## Entries supplied
━━━━━━━━

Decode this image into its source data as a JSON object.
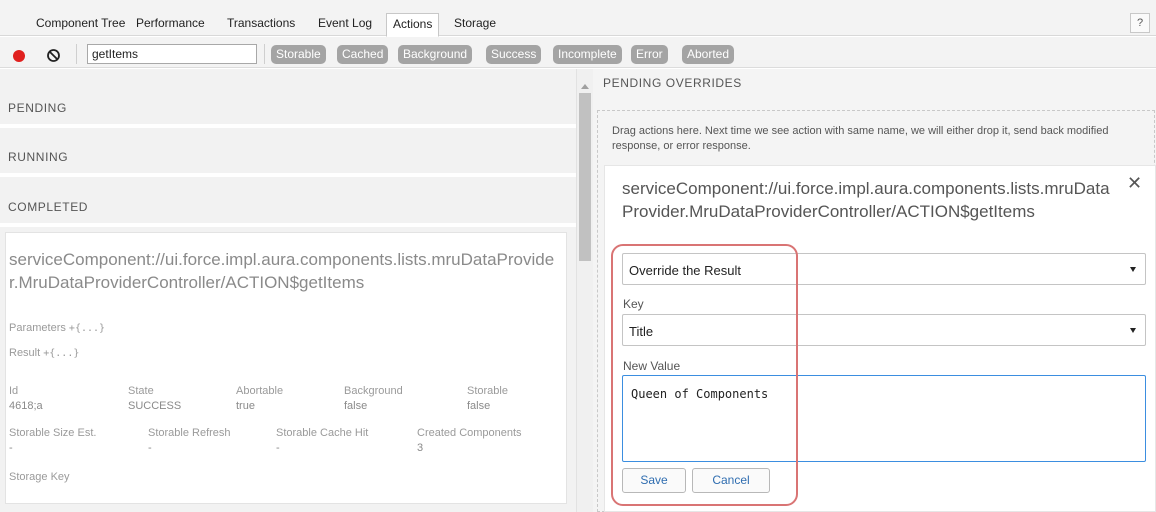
{
  "tabs": [
    {
      "label": "Component Tree"
    },
    {
      "label": "Performance"
    },
    {
      "label": "Transactions"
    },
    {
      "label": "Event Log"
    },
    {
      "label": "Actions"
    },
    {
      "label": "Storage"
    }
  ],
  "active_tab": "Actions",
  "help_label": "?",
  "toolbar": {
    "filter_value": "getItems",
    "filters": [
      "Storable",
      "Cached",
      "Background",
      "Success",
      "Incomplete",
      "Error",
      "Aborted"
    ]
  },
  "sections": {
    "pending": "PENDING",
    "running": "RUNNING",
    "completed": "COMPLETED"
  },
  "action": {
    "name": "serviceComponent://ui.force.impl.aura.components.lists.mruDataProvider.MruDataProviderController/ACTION$getItems",
    "parameters_label": "Parameters",
    "parameters_value": "+{...}",
    "result_label": "Result",
    "result_value": "+{...}",
    "row1": {
      "labels": [
        "Id",
        "State",
        "Abortable",
        "Background",
        "Storable"
      ],
      "values": [
        "4618;a",
        "SUCCESS",
        "true",
        "false",
        "false"
      ]
    },
    "row2": {
      "labels": [
        "Storable Size Est.",
        "Storable Refresh",
        "Storable Cache Hit",
        "Created Components"
      ],
      "values": [
        "-",
        "-",
        "-",
        "3"
      ]
    },
    "storage_key_label": "Storage Key"
  },
  "overrides": {
    "title": "PENDING OVERRIDES",
    "hint": "Drag actions here. Next time we see action with same name, we will either drop it, send back modified response, or error response.",
    "action_name": "serviceComponent://ui.force.impl.aura.components.lists.mruDataProvider.MruDataProviderController/ACTION$getItems",
    "close_label": "✕",
    "mode_value": "Override the Result",
    "key_label": "Key",
    "key_value": "Title",
    "new_value_label": "New Value",
    "new_value": "Queen of Components",
    "save_label": "Save",
    "cancel_label": "Cancel"
  },
  "colors": {
    "record": "#e0201e",
    "chip": "#a4a4a4",
    "highlight": "#d97474",
    "focus": "#3b8ee0",
    "button_text": "#2f6db0"
  }
}
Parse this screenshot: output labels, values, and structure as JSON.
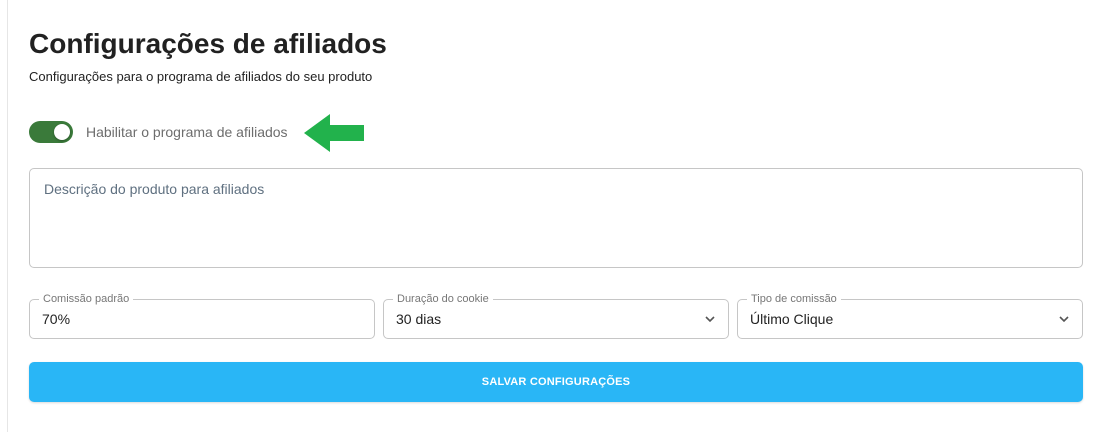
{
  "header": {
    "title": "Configurações de afiliados",
    "subtitle": "Configurações para o programa de afiliados do seu produto"
  },
  "toggle": {
    "label": "Habilitar o programa de afiliados",
    "enabled": true
  },
  "description": {
    "placeholder": "Descrição do produto para afiliados"
  },
  "fields": {
    "commission": {
      "legend": "Comissão padrão",
      "value": "70%"
    },
    "cookie": {
      "legend": "Duração do cookie",
      "value": "30 dias"
    },
    "type": {
      "legend": "Tipo de comissão",
      "value": "Último Clique"
    }
  },
  "save_button": {
    "label": "SALVAR CONFIGURAÇÕES"
  },
  "colors": {
    "accent": "#29b6f6",
    "toggle_on": "#3a7a3a",
    "arrow": "#22b24c"
  },
  "icons": {
    "dropdown": "chevron-down-icon",
    "pointer": "arrow-left-icon"
  }
}
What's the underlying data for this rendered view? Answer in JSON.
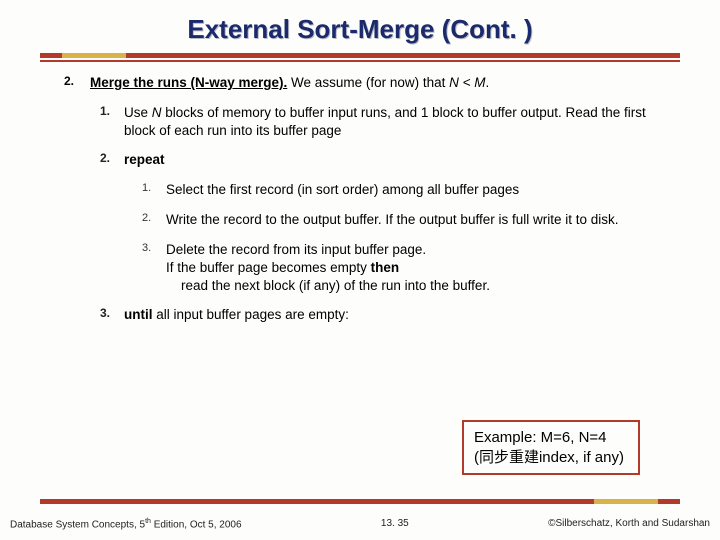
{
  "title": "External Sort-Merge (Cont. )",
  "step2": {
    "number": "2.",
    "lead": "Merge the runs (N-way merge).",
    "assume_pre": " We assume (for now) that ",
    "assume_rel": "N < M",
    "assume_post": ".",
    "sub1": {
      "number": "1.",
      "pre": "Use ",
      "var": "N",
      "post": " blocks of memory to buffer input runs, and 1 block to buffer output. Read the first block of each run into its buffer page"
    },
    "sub2": {
      "number": "2.",
      "label": "repeat",
      "r1": {
        "number": "1.",
        "text": "Select the first record (in sort order) among all buffer pages"
      },
      "r2": {
        "number": "2.",
        "text": "Write the record to the output buffer.  If the output buffer is full write it to disk."
      },
      "r3": {
        "number": "3.",
        "line1": "Delete the record from its input buffer page.",
        "line2_a": "If the buffer page becomes empty ",
        "line2_b": "then",
        "line3": "    read the next block (if any) of the run into the buffer."
      }
    },
    "sub3": {
      "number": "3.",
      "label": "until",
      "rest": " all input buffer pages are empty:"
    }
  },
  "example": {
    "line1": "Example: M=6, N=4",
    "line2": "(同步重建index, if any)"
  },
  "footer": {
    "left_a": "Database System Concepts, 5",
    "left_sup": "th",
    "left_b": " Edition, Oct 5, 2006",
    "mid": "13. 35",
    "right": "©Silberschatz, Korth and Sudarshan"
  }
}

━━━━━━━━

## Work to be completed
Select the lines from the entries that include the word "record".

## Answer in full
    "record": "#e0201e",
        "text": "Select the first record (in sort order) among all buffer pages"
        "text": "Write the record to the output buffer.  If the output buffer is full write it to disk."
        "line1": "Delete the record from its input buffer page.",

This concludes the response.